#### [The problem]
Copy all lines in which the word "style" can be found.

((

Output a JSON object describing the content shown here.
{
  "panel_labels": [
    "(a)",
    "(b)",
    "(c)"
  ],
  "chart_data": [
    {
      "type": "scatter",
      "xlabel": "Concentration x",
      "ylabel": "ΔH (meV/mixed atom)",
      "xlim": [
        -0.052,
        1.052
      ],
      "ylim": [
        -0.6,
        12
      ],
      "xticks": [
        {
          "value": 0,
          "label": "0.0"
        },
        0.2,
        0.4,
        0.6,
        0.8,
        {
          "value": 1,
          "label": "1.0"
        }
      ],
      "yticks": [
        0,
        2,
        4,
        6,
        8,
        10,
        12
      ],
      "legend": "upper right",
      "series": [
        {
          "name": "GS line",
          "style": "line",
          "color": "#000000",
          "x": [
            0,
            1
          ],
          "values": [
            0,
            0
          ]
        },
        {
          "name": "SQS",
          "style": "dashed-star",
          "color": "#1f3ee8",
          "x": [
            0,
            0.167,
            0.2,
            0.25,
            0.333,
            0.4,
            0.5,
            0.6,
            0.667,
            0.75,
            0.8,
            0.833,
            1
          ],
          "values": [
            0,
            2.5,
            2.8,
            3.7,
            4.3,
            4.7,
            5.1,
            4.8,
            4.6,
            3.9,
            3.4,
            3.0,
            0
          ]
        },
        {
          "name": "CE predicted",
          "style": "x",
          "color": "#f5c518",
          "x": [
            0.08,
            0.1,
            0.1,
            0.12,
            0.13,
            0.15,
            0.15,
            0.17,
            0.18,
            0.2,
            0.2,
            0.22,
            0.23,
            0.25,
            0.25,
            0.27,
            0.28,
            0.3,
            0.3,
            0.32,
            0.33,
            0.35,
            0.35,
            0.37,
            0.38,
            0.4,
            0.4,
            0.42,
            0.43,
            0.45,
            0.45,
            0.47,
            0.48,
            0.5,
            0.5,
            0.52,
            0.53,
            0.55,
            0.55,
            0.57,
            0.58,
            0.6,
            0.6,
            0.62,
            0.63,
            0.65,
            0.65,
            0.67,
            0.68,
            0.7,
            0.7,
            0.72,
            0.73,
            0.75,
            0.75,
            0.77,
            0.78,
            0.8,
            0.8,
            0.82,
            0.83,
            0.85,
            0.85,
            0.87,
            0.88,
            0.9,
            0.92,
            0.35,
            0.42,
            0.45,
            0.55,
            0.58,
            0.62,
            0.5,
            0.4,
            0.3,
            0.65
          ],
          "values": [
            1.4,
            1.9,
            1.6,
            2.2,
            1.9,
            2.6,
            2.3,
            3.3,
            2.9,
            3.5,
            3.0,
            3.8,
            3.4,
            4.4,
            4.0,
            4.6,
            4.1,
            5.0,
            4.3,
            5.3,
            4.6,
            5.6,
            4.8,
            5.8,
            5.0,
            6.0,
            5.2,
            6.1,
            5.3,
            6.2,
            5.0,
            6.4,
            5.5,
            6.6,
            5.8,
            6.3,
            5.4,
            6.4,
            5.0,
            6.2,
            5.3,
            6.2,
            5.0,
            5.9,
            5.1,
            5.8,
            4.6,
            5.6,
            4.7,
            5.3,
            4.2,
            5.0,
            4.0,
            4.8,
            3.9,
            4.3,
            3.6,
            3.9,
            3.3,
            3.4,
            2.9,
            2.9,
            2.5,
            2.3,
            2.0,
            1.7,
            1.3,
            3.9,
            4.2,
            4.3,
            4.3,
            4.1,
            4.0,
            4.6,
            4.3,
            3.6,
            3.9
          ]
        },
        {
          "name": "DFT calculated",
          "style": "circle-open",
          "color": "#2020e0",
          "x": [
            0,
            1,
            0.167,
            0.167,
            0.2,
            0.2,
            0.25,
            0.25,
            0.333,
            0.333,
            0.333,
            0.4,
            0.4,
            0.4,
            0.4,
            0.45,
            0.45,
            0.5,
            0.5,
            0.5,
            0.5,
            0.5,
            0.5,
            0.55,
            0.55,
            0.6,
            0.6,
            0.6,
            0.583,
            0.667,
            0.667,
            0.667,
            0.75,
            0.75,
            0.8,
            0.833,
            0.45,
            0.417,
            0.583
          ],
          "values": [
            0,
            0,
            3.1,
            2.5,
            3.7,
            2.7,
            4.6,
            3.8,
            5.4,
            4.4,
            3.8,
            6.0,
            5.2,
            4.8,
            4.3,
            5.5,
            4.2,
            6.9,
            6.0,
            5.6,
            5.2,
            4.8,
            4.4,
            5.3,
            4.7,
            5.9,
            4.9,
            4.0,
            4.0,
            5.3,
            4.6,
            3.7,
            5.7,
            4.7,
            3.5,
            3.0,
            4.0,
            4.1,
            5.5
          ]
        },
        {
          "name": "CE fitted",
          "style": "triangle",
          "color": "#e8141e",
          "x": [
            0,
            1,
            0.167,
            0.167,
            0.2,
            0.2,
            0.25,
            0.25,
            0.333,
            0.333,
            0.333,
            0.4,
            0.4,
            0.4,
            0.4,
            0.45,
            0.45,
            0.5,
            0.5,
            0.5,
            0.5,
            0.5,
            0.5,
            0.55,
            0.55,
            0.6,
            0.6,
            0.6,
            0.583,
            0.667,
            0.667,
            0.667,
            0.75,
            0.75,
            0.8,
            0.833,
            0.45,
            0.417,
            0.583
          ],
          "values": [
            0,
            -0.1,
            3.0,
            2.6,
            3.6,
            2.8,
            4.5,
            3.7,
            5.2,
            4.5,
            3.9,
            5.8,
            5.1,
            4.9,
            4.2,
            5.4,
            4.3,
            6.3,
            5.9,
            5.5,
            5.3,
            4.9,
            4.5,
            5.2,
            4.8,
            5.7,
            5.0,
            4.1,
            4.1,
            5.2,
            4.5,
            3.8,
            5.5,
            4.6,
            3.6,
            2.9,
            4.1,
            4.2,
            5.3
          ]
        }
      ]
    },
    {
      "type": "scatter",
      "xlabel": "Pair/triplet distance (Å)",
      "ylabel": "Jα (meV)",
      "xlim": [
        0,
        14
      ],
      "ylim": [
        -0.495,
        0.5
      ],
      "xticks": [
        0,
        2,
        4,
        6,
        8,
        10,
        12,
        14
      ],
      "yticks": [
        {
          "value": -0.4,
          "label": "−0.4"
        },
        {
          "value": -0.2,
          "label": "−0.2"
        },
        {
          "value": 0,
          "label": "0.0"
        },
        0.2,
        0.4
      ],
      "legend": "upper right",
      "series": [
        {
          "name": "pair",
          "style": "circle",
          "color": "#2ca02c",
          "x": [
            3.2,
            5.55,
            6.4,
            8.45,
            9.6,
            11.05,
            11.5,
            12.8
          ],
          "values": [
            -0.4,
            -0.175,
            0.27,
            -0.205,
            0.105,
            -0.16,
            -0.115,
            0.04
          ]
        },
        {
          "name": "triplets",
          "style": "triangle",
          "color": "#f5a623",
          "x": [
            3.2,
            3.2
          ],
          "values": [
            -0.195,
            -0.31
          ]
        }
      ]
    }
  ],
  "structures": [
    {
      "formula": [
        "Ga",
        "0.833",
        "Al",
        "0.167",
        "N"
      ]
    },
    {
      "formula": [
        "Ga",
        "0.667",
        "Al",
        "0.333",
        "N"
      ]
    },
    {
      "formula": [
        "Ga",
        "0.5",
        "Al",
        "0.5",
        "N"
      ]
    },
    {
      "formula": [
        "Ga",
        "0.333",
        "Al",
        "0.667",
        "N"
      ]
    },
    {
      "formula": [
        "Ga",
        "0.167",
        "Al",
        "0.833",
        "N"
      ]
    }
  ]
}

))

#### [Correct result]
          "style": "line",
          "style": "dashed-star",
          "style": "x",
          "style": "circle-open",
          "style": "triangle",
          "style": "circle",
          "style": "triangle",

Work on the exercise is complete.